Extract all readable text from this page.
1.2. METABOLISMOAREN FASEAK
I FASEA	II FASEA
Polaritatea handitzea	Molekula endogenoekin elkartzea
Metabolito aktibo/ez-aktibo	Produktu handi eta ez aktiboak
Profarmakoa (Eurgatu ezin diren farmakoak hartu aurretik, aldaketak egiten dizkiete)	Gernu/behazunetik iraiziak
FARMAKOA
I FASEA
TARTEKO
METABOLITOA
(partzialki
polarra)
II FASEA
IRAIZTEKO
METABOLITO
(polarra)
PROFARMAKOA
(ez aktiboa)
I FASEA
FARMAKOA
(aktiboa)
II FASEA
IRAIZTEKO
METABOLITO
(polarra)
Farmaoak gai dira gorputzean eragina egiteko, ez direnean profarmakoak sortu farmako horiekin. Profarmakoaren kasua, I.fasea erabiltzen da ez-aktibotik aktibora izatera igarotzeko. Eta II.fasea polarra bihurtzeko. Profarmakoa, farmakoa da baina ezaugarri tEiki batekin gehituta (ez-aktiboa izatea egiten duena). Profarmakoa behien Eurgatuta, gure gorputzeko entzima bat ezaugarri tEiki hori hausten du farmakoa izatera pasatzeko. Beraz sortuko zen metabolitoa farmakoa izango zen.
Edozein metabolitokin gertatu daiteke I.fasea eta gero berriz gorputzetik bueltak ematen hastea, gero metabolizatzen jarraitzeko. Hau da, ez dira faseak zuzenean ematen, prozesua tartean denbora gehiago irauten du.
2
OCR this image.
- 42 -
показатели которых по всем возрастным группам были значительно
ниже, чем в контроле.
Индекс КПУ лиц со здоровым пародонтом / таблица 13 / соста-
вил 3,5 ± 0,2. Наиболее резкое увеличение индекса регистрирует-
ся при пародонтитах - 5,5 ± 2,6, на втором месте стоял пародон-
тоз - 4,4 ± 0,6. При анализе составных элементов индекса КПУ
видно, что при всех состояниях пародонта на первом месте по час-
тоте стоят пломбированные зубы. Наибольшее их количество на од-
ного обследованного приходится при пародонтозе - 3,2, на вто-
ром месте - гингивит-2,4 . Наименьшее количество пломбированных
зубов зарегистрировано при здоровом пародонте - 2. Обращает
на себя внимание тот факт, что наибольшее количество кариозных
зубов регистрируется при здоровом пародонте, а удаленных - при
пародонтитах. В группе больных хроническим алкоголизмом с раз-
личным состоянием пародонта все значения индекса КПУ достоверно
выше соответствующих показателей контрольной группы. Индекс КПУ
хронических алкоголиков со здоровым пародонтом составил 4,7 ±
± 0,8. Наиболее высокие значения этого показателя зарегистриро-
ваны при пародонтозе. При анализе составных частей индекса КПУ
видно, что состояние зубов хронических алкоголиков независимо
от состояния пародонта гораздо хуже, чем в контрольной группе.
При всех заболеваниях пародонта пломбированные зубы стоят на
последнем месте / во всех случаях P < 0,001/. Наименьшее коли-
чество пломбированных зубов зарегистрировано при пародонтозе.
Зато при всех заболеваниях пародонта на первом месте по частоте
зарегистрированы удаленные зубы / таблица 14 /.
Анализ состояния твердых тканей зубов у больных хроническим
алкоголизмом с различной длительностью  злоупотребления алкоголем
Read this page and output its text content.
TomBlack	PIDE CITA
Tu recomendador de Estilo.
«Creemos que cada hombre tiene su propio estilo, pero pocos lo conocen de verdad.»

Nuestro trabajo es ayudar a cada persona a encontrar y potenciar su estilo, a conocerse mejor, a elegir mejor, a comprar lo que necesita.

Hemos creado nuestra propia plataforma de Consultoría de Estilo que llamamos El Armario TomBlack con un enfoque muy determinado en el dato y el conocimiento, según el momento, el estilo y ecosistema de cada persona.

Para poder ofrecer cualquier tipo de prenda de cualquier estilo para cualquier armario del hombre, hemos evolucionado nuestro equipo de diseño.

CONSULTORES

Short task ▸ Please restate the records in full, word for word.

Result ▸
Extract all readable text from this page.
1.2. METABOLISMOAREN FASEAK
I FASEA	II FASEA
Polaritatea handitzea	Molekula endogenoekin elkartzea
Metabolito aktibo/ez-aktibo	Produktu handi eta ez aktiboak
Profarmakoa (Eurgatu ezin diren farmakoak hartu aurretik, aldaketak egiten dizkiete)	Gernu/behazunetik iraiziak
FARMAKOA
I FASEA
TARTEKO
METABOLITOA
(partzialki
polarra)
II FASEA
IRAIZTEKO
METABOLITO
(polarra)
PROFARMAKOA
(ez aktiboa)
I FASEA
FARMAKOA
(aktiboa)
II FASEA
IRAIZTEKO
METABOLITO
(polarra)
Farmaoak gai dira gorputzean eragina egiteko, ez direnean profarmakoak sortu farmako horiekin. Profarmakoaren kasua, I.fasea erabiltzen da ez-aktibotik aktibora izatera igarotzeko. Eta II.fasea polarra bihurtzeko. Profarmakoa, farmakoa da baina ezaugarri tEiki batekin gehituta (ez-aktiboa izatea egiten duena). Profarmakoa behien Eurgatuta, gure gorputzeko entzima bat ezaugarri tEiki hori hausten du farmakoa izatera pasatzeko. Beraz sortuko zen metabolitoa farmakoa izango zen.
Edozein metabolitokin gertatu daiteke I.fasea eta gero berriz gorputzetik bueltak ematen hastea, gero metabolizatzen jarraitzeko. Hau da, ez dira faseak zuzenean ematen, prozesua tartean denbora gehiago irauten du.
2
OCR this image.
- 42 -
показатели которых по всем возрастным группам были значительно
ниже, чем в контроле.
Индекс КПУ лиц со здоровым пародонтом / таблица 13 / соста-
вил 3,5 ± 0,2. Наиболее резкое увеличение индекса регистрирует-
ся при пародонтитах - 5,5 ± 2,6, на втором месте стоял пародон-
тоз - 4,4 ± 0,6. При анализе составных элементов индекса КПУ
видно, что при всех состояниях пародонта на первом месте по час-
тоте стоят пломбированные зубы. Наибольшее их количество на од-
ного обследованного приходится при пародонтозе - 3,2, на вто-
ром месте - гингивит-2,4 . Наименьшее количество пломбированных
зубов зарегистрировано при здоровом пародонте - 2. Обращает
на себя внимание тот факт, что наибольшее количество кариозных
зубов регистрируется при здоровом пародонте, а удаленных - при
пародонтитах. В группе больных хроническим алкоголизмом с раз-
личным состоянием пародонта все значения индекса КПУ достоверно
выше соответствующих показателей контрольной группы. Индекс КПУ
хронических алкоголиков со здоровым пародонтом составил 4,7 ±
± 0,8. Наиболее высокие значения этого показателя зарегистриро-
ваны при пародонтозе. При анализе составных частей индекса КПУ
видно, что состояние зубов хронических алкоголиков независимо
от состояния пародонта гораздо хуже, чем в контрольной группе.
При всех заболеваниях пародонта пломбированные зубы стоят на
последнем месте / во всех случаях P < 0,001/. Наименьшее коли-
чество пломбированных зубов зарегистрировано при пародонтозе.
Зато при всех заболеваниях пародонта на первом месте по частоте
зарегистрированы удаленные зубы / таблица 14 /.
Анализ состояния твердых тканей зубов у больных хроническим
алкоголизмом с различной длительностью  злоупотребления алкоголем
Read this page and output its text content.
TomBlack	PIDE CITA
Tu recomendador de Estilo.
«Creemos que cada hombre tiene su propio estilo, pero pocos lo conocen de verdad.»

Nuestro trabajo es ayudar a cada persona a encontrar y potenciar su estilo, a conocerse mejor, a elegir mejor, a comprar lo que necesita.

Hemos creado nuestra propia plataforma de Consultoría de Estilo que llamamos El Armario TomBlack con un enfoque muy determinado en el dato y el conocimiento, según el momento, el estilo y ecosistema de cada persona.

Para poder ofrecer cualquier tipo de prenda de cualquier estilo para cualquier armario del hombre, hemos evolucionado nuestro equipo de diseño.

CONSULTORES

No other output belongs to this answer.